WORK TO COMPLETE
Change "turtles" to "tortoises" in the listing from its first line through the line containing "total-line[interactable] xyxy=(91,150,155,163)", and give those lines again with everything else unchanged.

(Annotated element listings)
============================================================
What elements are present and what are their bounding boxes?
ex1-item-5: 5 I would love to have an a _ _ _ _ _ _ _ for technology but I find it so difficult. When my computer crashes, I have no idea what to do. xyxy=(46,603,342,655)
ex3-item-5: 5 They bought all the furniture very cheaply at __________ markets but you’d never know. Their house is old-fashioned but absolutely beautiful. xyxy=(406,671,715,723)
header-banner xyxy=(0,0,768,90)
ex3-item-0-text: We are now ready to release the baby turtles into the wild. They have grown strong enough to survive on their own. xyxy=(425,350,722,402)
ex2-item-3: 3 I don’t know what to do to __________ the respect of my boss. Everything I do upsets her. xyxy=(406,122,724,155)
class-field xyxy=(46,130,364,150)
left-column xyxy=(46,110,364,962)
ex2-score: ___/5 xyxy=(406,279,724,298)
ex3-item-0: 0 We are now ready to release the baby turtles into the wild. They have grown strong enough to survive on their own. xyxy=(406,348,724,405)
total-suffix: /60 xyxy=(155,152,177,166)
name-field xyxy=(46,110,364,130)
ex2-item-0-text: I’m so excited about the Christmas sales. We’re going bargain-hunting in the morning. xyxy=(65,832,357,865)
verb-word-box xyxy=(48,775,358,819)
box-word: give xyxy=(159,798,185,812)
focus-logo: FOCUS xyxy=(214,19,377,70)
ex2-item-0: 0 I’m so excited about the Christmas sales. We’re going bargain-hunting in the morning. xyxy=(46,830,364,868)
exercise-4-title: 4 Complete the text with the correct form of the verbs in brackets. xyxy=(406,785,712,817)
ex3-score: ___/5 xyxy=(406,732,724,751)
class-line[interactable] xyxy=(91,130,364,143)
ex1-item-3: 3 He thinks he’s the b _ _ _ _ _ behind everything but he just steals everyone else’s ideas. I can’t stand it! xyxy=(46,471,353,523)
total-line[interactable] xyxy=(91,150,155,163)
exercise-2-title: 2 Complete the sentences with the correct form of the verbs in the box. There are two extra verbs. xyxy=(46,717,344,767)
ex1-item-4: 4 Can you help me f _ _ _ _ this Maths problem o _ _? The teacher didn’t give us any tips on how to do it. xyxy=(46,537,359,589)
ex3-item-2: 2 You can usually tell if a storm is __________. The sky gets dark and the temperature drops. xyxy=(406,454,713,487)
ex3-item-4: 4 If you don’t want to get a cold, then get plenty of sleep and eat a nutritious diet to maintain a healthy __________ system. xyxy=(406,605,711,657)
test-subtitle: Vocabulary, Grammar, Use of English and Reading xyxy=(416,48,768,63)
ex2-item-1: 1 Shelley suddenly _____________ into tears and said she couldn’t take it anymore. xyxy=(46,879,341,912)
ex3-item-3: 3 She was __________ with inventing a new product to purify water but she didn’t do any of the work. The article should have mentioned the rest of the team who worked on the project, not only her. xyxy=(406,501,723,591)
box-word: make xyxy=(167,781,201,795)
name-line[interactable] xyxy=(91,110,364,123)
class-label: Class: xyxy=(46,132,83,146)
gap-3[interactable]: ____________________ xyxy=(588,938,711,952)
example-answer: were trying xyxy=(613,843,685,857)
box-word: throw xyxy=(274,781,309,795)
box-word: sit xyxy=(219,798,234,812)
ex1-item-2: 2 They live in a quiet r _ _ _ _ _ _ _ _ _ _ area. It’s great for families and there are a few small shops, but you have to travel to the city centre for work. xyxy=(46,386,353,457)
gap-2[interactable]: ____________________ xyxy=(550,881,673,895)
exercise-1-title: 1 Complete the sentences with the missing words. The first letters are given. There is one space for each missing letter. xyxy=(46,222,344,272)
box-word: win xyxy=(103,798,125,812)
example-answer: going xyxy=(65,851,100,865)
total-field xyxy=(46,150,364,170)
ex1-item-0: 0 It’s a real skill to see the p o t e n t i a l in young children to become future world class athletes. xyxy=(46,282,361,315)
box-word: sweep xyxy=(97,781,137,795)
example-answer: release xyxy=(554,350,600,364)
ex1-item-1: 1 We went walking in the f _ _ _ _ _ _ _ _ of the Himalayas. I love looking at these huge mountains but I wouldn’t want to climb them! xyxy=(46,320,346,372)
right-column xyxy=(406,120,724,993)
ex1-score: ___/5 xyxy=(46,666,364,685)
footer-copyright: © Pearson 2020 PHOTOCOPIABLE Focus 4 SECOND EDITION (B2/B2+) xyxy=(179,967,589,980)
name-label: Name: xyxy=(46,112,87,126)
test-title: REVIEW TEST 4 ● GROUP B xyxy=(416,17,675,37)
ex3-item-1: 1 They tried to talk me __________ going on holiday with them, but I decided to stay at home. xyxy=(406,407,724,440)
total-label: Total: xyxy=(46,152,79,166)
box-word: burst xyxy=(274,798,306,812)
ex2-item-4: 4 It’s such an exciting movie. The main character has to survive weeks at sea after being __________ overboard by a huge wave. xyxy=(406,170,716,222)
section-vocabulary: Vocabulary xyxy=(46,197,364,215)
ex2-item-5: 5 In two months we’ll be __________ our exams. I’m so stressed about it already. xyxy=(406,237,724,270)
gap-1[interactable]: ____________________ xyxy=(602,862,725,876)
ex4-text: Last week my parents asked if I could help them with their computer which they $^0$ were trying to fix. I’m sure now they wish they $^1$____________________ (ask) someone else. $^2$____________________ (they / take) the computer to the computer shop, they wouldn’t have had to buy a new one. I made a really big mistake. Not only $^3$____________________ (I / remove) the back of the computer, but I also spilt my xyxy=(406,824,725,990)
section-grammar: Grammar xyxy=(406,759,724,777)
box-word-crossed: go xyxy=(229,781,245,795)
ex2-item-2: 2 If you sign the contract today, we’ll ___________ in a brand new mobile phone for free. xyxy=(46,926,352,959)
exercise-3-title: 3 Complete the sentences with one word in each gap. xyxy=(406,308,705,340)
============================================================
TASK RESULT
What elements are present and what are their bounding boxes?
ex1-item-5: 5 I would love to have an a _ _ _ _ _ _ _ for technology but I find it so difficult. When my computer crashes, I have no idea what to do. xyxy=(46,603,342,655)
ex3-item-5: 5 They bought all the furniture very cheaply at __________ markets but you’d never know. Their house is old-fashioned but absolutely beautiful. xyxy=(406,671,715,723)
header-banner xyxy=(0,0,768,90)
ex3-item-0-text: We are now ready to release the baby tortoises into the wild. They have grown strong enough to survive on their own. xyxy=(425,350,722,402)
ex2-item-3: 3 I don’t know what to do to __________ the respect of my boss. Everything I do upsets her. xyxy=(406,122,724,155)
class-field xyxy=(46,130,364,150)
left-column xyxy=(46,110,364,962)
ex2-score: ___/5 xyxy=(406,279,724,298)
ex3-item-0: 0 We are now ready to release the baby tortoises into the wild. They have grown strong enough to survive on their own. xyxy=(406,348,724,405)
total-suffix: /60 xyxy=(155,152,177,166)
name-field xyxy=(46,110,364,130)
ex2-item-0-text: I’m so excited about the Christmas sales. We’re going bargain-hunting in the morning. xyxy=(65,832,357,865)
verb-word-box xyxy=(48,775,358,819)
box-word: give xyxy=(159,798,185,812)
focus-logo: FOCUS xyxy=(214,19,377,70)
ex2-item-0: 0 I’m so excited about the Christmas sales. We’re going bargain-hunting in the morning. xyxy=(46,830,364,868)
exercise-4-title: 4 Complete the text with the correct form of the verbs in brackets. xyxy=(406,785,712,817)
ex3-score: ___/5 xyxy=(406,732,724,751)
class-line[interactable] xyxy=(91,130,364,143)
ex1-item-3: 3 He thinks he’s the b _ _ _ _ _ behind everything but he just steals everyone else’s ideas. I can’t stand it! xyxy=(46,471,353,523)
total-line[interactable] xyxy=(91,150,155,163)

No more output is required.